AIM:
Print all the data, keeping every line exactly as it is.

** Begin RAW RECORDS **

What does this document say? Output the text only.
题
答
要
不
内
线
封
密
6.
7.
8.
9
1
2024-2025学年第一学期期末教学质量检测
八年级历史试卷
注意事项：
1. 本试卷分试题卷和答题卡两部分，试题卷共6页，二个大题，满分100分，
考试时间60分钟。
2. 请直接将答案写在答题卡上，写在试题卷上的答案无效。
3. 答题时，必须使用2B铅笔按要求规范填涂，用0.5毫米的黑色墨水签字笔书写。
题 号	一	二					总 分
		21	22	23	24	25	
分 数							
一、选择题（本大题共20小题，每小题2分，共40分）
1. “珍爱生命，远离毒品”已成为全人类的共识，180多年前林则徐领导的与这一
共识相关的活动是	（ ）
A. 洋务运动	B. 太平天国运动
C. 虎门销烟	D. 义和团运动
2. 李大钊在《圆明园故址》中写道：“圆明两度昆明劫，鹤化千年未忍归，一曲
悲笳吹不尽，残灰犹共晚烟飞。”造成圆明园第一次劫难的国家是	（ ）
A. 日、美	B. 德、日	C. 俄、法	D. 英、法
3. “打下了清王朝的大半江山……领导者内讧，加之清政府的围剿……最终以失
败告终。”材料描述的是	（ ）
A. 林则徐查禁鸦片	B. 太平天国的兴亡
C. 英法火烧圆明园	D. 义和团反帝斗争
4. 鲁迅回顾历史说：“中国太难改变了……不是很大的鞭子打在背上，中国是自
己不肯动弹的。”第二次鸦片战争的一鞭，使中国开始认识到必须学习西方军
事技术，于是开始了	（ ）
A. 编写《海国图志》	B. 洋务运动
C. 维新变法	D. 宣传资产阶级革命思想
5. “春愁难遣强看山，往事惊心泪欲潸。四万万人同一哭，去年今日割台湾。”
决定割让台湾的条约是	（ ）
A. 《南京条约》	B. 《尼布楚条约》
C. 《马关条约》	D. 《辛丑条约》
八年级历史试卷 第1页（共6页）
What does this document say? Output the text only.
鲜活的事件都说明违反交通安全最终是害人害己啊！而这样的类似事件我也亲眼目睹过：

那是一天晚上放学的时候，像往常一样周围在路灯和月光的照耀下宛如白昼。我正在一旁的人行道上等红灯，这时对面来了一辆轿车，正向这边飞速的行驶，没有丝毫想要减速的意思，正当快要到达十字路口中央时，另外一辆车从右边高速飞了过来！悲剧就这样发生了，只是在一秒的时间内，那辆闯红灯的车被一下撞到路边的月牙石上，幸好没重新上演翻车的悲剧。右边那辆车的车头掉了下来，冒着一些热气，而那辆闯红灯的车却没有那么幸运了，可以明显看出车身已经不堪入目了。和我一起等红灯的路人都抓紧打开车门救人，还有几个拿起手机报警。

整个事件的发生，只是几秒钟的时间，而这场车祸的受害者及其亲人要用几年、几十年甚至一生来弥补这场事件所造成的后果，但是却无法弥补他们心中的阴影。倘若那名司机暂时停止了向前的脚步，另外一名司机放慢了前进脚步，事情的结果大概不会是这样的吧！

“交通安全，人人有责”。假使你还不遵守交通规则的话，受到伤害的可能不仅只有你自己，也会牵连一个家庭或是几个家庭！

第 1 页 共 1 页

** End RAW RECORDS **

COMPLETED EXERCISE:
What does this document say? Output the text only.
题
答
要
不
内
线
封
密
6.
7.
8.
9
1
2024-2025学年第一学期期末教学质量检测
八年级历史试卷
注意事项：
1. 本试卷分试题卷和答题卡两部分，试题卷共6页，二个大题，满分100分，
考试时间60分钟。
2. 请直接将答案写在答题卡上，写在试题卷上的答案无效。
3. 答题时，必须使用2B铅笔按要求规范填涂，用0.5毫米的黑色墨水签字笔书写。
题 号	一	二					总 分
		21	22	23	24	25	
分 数							
一、选择题（本大题共20小题，每小题2分，共40分）
1. “珍爱生命，远离毒品”已成为全人类的共识，180多年前林则徐领导的与这一
共识相关的活动是	（ ）
A. 洋务运动	B. 太平天国运动
C. 虎门销烟	D. 义和团运动
2. 李大钊在《圆明园故址》中写道：“圆明两度昆明劫，鹤化千年未忍归，一曲
悲笳吹不尽，残灰犹共晚烟飞。”造成圆明园第一次劫难的国家是	（ ）
A. 日、美	B. 德、日	C. 俄、法	D. 英、法
3. “打下了清王朝的大半江山……领导者内讧，加之清政府的围剿……最终以失
败告终。”材料描述的是	（ ）
A. 林则徐查禁鸦片	B. 太平天国的兴亡
C. 英法火烧圆明园	D. 义和团反帝斗争
4. 鲁迅回顾历史说：“中国太难改变了……不是很大的鞭子打在背上，中国是自
己不肯动弹的。”第二次鸦片战争的一鞭，使中国开始认识到必须学习西方军
事技术，于是开始了	（ ）
A. 编写《海国图志》	B. 洋务运动
C. 维新变法	D. 宣传资产阶级革命思想
5. “春愁难遣强看山，往事惊心泪欲潸。四万万人同一哭，去年今日割台湾。”
决定割让台湾的条约是	（ ）
A. 《南京条约》	B. 《尼布楚条约》
C. 《马关条约》	D. 《辛丑条约》
八年级历史试卷 第1页（共6页）
What does this document say? Output the text only.
鲜活的事件都说明违反交通安全最终是害人害己啊！而这样的类似事件我也亲眼目睹过：

那是一天晚上放学的时候，像往常一样周围在路灯和月光的照耀下宛如白昼。我正在一旁的人行道上等红灯，这时对面来了一辆轿车，正向这边飞速的行驶，没有丝毫想要减速的意思，正当快要到达十字路口中央时，另外一辆车从右边高速飞了过来！悲剧就这样发生了，只是在一秒的时间内，那辆闯红灯的车被一下撞到路边的月牙石上，幸好没重新上演翻车的悲剧。右边那辆车的车头掉了下来，冒着一些热气，而那辆闯红灯的车却没有那么幸运了，可以明显看出车身已经不堪入目了。和我一起等红灯的路人都抓紧打开车门救人，还有几个拿起手机报警。

整个事件的发生，只是几秒钟的时间，而这场车祸的受害者及其亲人要用几年、几十年甚至一生来弥补这场事件所造成的后果，但是却无法弥补他们心中的阴影。倘若那名司机暂时停止了向前的脚步，另外一名司机放慢了前进脚步，事情的结果大概不会是这样的吧！

“交通安全，人人有责”。假使你还不遵守交通规则的话，受到伤害的可能不仅只有你自己，也会牵连一个家庭或是几个家庭！

第 1 页 共 1 页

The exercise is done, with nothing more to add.